**STATED TASK:**
Transcribe every record that appears below, exactly and in full.

-- START OF MATERIAL PROVIDED --

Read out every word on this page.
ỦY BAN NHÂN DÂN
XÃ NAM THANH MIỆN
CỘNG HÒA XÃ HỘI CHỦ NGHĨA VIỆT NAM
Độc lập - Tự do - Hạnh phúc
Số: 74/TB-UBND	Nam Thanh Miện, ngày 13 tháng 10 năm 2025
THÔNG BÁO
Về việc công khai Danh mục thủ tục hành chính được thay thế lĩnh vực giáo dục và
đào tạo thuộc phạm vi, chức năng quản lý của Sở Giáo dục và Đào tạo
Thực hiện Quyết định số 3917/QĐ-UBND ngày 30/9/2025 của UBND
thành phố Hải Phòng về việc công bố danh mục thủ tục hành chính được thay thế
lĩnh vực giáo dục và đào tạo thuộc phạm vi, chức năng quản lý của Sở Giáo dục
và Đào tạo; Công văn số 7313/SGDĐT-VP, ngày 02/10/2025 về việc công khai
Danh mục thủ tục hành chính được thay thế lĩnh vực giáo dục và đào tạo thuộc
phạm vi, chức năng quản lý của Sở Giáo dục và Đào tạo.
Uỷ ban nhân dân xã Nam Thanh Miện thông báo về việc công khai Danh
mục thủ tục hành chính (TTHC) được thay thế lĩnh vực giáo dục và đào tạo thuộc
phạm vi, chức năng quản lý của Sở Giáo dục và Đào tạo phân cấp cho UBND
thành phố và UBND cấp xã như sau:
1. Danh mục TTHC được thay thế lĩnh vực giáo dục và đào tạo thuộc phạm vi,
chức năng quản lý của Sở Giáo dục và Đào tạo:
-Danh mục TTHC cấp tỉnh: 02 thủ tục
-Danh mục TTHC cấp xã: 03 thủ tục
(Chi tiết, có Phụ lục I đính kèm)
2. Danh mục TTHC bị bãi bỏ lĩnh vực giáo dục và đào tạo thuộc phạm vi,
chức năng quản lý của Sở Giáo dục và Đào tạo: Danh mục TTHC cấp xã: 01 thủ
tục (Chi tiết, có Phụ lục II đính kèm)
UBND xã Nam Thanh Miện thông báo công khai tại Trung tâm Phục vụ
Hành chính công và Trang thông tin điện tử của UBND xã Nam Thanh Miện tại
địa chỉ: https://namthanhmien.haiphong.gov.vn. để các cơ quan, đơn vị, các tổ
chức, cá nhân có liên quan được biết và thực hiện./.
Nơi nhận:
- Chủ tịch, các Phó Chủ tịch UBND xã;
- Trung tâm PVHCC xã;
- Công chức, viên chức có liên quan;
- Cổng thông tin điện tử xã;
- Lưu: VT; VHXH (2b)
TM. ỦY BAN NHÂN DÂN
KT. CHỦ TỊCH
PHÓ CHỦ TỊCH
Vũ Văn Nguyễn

-- END OF MATERIAL PROVIDED --

**SOLUTION FOR THIS TASK:**
Read out every word on this page.
ỦY BAN NHÂN DÂN
XÃ NAM THANH MIỆN
CỘNG HÒA XÃ HỘI CHỦ NGHĨA VIỆT NAM
Độc lập - Tự do - Hạnh phúc
Số: 74/TB-UBND	Nam Thanh Miện, ngày 13 tháng 10 năm 2025
THÔNG BÁO
Về việc công khai Danh mục thủ tục hành chính được thay thế lĩnh vực giáo dục và
đào tạo thuộc phạm vi, chức năng quản lý của Sở Giáo dục và Đào tạo
Thực hiện Quyết định số 3917/QĐ-UBND ngày 30/9/2025 của UBND
thành phố Hải Phòng về việc công bố danh mục thủ tục hành chính được thay thế
lĩnh vực giáo dục và đào tạo thuộc phạm vi, chức năng quản lý của Sở Giáo dục
và Đào tạo; Công văn số 7313/SGDĐT-VP, ngày 02/10/2025 về việc công khai
Danh mục thủ tục hành chính được thay thế lĩnh vực giáo dục và đào tạo thuộc
phạm vi, chức năng quản lý của Sở Giáo dục và Đào tạo.
Uỷ ban nhân dân xã Nam Thanh Miện thông báo về việc công khai Danh
mục thủ tục hành chính (TTHC) được thay thế lĩnh vực giáo dục và đào tạo thuộc
phạm vi, chức năng quản lý của Sở Giáo dục và Đào tạo phân cấp cho UBND
thành phố và UBND cấp xã như sau:
1. Danh mục TTHC được thay thế lĩnh vực giáo dục và đào tạo thuộc phạm vi,
chức năng quản lý của Sở Giáo dục và Đào tạo:
-Danh mục TTHC cấp tỉnh: 02 thủ tục
-Danh mục TTHC cấp xã: 03 thủ tục
(Chi tiết, có Phụ lục I đính kèm)
2. Danh mục TTHC bị bãi bỏ lĩnh vực giáo dục và đào tạo thuộc phạm vi,
chức năng quản lý của Sở Giáo dục và Đào tạo: Danh mục TTHC cấp xã: 01 thủ
tục (Chi tiết, có Phụ lục II đính kèm)
UBND xã Nam Thanh Miện thông báo công khai tại Trung tâm Phục vụ
Hành chính công và Trang thông tin điện tử của UBND xã Nam Thanh Miện tại
địa chỉ: https://namthanhmien.haiphong.gov.vn. để các cơ quan, đơn vị, các tổ
chức, cá nhân có liên quan được biết và thực hiện./.
Nơi nhận:
- Chủ tịch, các Phó Chủ tịch UBND xã;
- Trung tâm PVHCC xã;
- Công chức, viên chức có liên quan;
- Cổng thông tin điện tử xã;
- Lưu: VT; VHXH (2b)
TM. ỦY BAN NHÂN DÂN
KT. CHỦ TỊCH
PHÓ CHỦ TỊCH
Vũ Văn Nguyễn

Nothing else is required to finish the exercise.